### Objective
Note how many lines contain "starszych" and give that number, with nothing else.

Collected data:
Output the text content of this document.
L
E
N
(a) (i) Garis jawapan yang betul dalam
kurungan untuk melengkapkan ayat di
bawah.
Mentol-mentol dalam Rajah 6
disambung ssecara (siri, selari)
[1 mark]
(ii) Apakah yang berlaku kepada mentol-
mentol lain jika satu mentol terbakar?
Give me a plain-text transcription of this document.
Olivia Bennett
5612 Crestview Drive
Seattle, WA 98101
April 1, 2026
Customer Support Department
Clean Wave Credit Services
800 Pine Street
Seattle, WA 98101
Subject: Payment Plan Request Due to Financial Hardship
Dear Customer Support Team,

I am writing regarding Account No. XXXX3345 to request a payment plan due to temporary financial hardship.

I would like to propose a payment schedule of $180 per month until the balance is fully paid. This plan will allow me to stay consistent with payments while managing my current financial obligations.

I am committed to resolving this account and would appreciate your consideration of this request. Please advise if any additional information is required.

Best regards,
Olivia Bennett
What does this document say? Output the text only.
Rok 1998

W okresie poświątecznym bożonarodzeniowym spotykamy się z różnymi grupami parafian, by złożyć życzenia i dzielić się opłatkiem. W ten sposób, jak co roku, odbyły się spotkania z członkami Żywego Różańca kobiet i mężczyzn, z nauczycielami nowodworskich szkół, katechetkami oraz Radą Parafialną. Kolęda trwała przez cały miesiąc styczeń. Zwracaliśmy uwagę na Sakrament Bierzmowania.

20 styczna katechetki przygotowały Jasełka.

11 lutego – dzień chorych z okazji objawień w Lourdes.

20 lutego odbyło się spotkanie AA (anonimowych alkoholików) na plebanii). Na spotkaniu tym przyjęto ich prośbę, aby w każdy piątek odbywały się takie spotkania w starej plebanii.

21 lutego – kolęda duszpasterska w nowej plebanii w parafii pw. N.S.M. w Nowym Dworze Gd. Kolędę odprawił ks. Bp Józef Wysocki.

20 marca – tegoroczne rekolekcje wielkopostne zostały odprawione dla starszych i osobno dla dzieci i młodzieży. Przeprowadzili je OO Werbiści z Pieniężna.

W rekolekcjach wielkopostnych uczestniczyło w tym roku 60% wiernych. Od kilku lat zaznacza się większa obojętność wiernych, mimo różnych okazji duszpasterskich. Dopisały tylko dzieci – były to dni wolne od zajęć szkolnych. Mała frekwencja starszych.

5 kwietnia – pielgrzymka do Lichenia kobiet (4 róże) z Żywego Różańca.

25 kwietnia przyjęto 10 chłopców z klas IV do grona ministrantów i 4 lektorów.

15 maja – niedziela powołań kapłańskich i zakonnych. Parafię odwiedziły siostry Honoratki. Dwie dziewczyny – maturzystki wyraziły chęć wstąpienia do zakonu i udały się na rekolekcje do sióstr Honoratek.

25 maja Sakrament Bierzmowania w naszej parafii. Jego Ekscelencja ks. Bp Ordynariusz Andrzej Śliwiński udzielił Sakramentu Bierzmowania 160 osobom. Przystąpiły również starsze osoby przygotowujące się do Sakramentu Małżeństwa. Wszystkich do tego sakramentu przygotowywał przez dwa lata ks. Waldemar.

### Reply to the exercise
2